──────── MATERIAL PROVIDED ────────
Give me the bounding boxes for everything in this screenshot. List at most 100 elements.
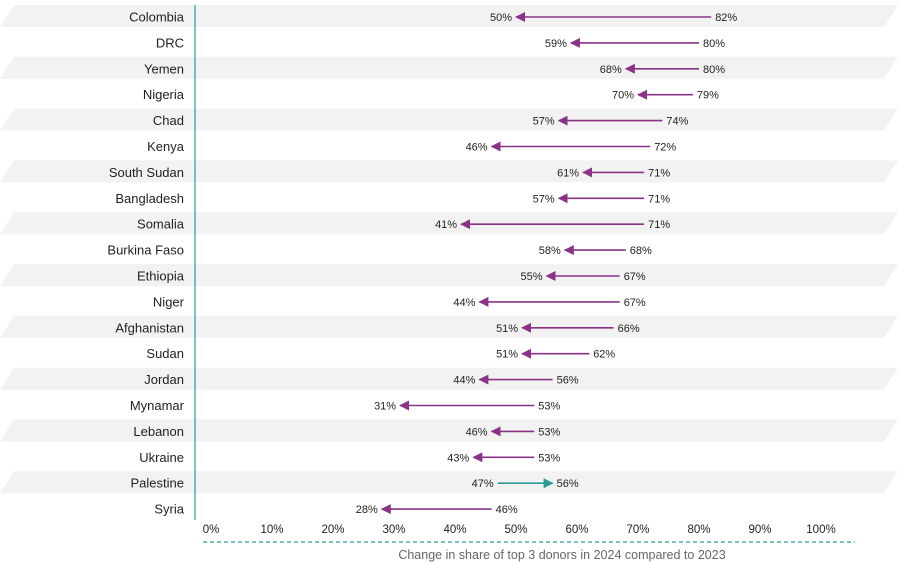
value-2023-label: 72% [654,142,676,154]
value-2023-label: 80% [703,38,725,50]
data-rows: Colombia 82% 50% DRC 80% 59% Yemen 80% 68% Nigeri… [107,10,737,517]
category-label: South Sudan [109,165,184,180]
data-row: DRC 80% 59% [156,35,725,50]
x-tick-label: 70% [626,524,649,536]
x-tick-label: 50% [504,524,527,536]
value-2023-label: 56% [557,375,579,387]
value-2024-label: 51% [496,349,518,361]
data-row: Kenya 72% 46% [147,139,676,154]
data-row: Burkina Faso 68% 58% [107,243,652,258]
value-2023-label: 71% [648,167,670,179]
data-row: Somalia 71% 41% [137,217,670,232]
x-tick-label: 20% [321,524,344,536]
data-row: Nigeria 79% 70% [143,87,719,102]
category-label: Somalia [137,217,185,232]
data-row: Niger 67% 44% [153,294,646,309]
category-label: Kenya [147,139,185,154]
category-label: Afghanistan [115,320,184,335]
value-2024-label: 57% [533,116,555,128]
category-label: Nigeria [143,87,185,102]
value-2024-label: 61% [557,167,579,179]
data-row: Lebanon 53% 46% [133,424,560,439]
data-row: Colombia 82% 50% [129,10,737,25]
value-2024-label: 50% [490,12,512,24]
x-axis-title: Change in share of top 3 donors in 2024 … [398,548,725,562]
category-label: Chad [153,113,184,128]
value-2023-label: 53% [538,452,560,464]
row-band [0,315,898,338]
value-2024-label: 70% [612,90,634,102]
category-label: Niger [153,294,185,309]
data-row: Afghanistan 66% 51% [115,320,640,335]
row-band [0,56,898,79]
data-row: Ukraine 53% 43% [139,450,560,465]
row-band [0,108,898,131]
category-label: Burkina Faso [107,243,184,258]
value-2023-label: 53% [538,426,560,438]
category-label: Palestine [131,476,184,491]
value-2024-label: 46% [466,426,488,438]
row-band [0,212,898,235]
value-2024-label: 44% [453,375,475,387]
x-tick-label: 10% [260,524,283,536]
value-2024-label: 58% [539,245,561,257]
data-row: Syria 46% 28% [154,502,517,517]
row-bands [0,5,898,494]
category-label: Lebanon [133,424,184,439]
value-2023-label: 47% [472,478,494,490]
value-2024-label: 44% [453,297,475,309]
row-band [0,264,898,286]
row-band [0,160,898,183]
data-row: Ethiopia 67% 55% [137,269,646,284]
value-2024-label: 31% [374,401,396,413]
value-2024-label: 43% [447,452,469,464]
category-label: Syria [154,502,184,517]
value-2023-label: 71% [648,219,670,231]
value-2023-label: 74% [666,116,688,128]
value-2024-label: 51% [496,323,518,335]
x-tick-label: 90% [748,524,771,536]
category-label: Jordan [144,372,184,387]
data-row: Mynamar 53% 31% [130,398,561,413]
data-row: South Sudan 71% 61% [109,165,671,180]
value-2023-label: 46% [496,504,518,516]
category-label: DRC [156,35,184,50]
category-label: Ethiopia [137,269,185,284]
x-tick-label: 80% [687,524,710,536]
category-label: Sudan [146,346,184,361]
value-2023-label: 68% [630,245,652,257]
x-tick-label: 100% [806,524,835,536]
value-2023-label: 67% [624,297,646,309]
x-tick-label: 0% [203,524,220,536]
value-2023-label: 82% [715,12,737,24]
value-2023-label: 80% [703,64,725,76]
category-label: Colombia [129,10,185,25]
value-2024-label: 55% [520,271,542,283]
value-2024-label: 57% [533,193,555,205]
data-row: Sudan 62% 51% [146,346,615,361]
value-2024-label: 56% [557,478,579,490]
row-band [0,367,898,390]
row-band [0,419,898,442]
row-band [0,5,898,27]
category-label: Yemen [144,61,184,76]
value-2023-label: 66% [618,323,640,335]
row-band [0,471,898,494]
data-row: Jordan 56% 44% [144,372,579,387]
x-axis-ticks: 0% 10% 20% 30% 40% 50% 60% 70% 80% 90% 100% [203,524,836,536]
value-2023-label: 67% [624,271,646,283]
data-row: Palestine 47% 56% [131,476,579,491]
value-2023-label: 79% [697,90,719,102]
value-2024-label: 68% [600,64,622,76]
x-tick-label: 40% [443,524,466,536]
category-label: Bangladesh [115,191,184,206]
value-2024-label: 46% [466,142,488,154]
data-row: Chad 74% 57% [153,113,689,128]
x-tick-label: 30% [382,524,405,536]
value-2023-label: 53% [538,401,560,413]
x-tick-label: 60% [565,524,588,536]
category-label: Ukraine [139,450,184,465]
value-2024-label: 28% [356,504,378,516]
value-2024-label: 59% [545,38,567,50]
────────
**PROBLEM TO WORK ON:** Reproduce each line of the items above verbatim, with the pictures omitted from your output.

**REPLY:**
Give me the bounding boxes for everything in this screenshot. List at most 100 elements.
value-2023-label: 72% [654,142,676,154]
value-2023-label: 80% [703,38,725,50]
data-rows: Colombia 82% 50% DRC 80% 59% Yemen 80% 68% Nigeri… [107,10,737,517]
category-label: South Sudan [109,165,184,180]
data-row: DRC 80% 59% [156,35,725,50]
x-tick-label: 70% [626,524,649,536]
x-tick-label: 50% [504,524,527,536]
value-2023-label: 56% [557,375,579,387]
value-2024-label: 51% [496,349,518,361]
data-row: Kenya 72% 46% [147,139,676,154]
data-row: Burkina Faso 68% 58% [107,243,652,258]
value-2023-label: 71% [648,167,670,179]
data-row: Somalia 71% 41% [137,217,670,232]
x-tick-label: 20% [321,524,344,536]
data-row: Nigeria 79% 70% [143,87,719,102]
category-label: Somalia [137,217,185,232]
data-row: Niger 67% 44% [153,294,646,309]
category-label: Kenya [147,139,185,154]
category-label: Afghanistan [115,320,184,335]
value-2024-label: 57% [533,116,555,128]
category-label: Nigeria [143,87,185,102]
value-2024-label: 61% [557,167,579,179]
data-row: Lebanon 53% 46% [133,424,560,439]
data-row: Colombia 82% 50% [129,10,737,25]
value-2024-label: 50% [490,12,512,24]
x-axis-title: Change in share of top 3 donors in 2024 … [398,548,725,562]
category-label: Chad [153,113,184,128]
value-2023-label: 53% [538,452,560,464]
row-band [0,315,898,338]
value-2024-label: 70% [612,90,634,102]
category-label: Niger [153,294,185,309]
data-row: Afghanistan 66% 51% [115,320,640,335]
row-band [0,56,898,79]
data-row: Ukraine 53% 43% [139,450,560,465]
row-band [0,108,898,131]
category-label: Burkina Faso [107,243,184,258]
value-2023-label: 53% [538,426,560,438]
category-label: Palestine [131,476,184,491]
value-2024-label: 46% [466,426,488,438]
row-band [0,212,898,235]
value-2024-label: 44% [453,375,475,387]
x-tick-label: 10% [260,524,283,536]
value-2024-label: 58% [539,245,561,257]
data-row: Syria 46% 28% [154,502,517,517]
row-bands [0,5,898,494]
category-label: Lebanon [133,424,184,439]
value-2023-label: 47% [472,478,494,490]
value-2024-label: 44% [453,297,475,309]
row-band [0,264,898,286]
row-band [0,160,898,183]
data-row: Ethiopia 67% 55% [137,269,646,284]
value-2024-label: 31% [374,401,396,413]
value-2024-label: 43% [447,452,469,464]
category-label: Syria [154,502,184,517]
value-2023-label: 71% [648,219,670,231]
value-2023-label: 74% [666,116,688,128]
value-2024-label: 51% [496,323,518,335]
x-tick-label: 90% [748,524,771,536]
category-label: Jordan [144,372,184,387]
data-row: Mynamar 53% 31% [130,398,561,413]
data-row: South Sudan 71% 61% [109,165,671,180]
value-2023-label: 46% [496,504,518,516]
category-label: DRC [156,35,184,50]
category-label: Ethiopia [137,269,185,284]
x-tick-label: 80% [687,524,710,536]
category-label: Sudan [146,346,184,361]
value-2023-label: 68% [630,245,652,257]
x-tick-label: 100% [806,524,835,536]
value-2023-label: 67% [624,297,646,309]
x-tick-label: 0% [203,524,220,536]
value-2023-label: 82% [715,12,737,24]
value-2023-label: 80% [703,64,725,76]
category-label: Colombia [129,10,185,25]
value-2024-label: 55% [520,271,542,283]
value-2024-label: 57% [533,193,555,205]
data-row: Sudan 62% 51% [146,346,615,361]
value-2024-label: 56% [557,478,579,490]
row-band [0,367,898,390]
row-band [0,419,898,442]
row-band [0,5,898,27]
category-label: Yemen [144,61,184,76]
value-2023-label: 66% [618,323,640,335]
row-band [0,471,898,494]
data-row: Jordan 56% 44% [144,372,579,387]
x-axis-ticks: 0% 10% 20% 30% 40% 50% 60% 70% 80% 90% 100% [203,524,836,536]
value-2023-label: 67% [624,271,646,283]
data-row: Palestine 47% 56% [131,476,579,491]
value-2023-label: 79% [697,90,719,102]
value-2024-label: 68% [600,64,622,76]
x-tick-label: 40% [443,524,466,536]
category-label: Bangladesh [115,191,184,206]
value-2024-label: 46% [466,142,488,154]
data-row: Chad 74% 57% [153,113,689,128]
x-tick-label: 30% [382,524,405,536]
value-2023-label: 53% [538,401,560,413]
x-tick-label: 60% [565,524,588,536]
category-label: Ukraine [139,450,184,465]
value-2024-label: 28% [356,504,378,516]
value-2024-label: 59% [545,38,567,50]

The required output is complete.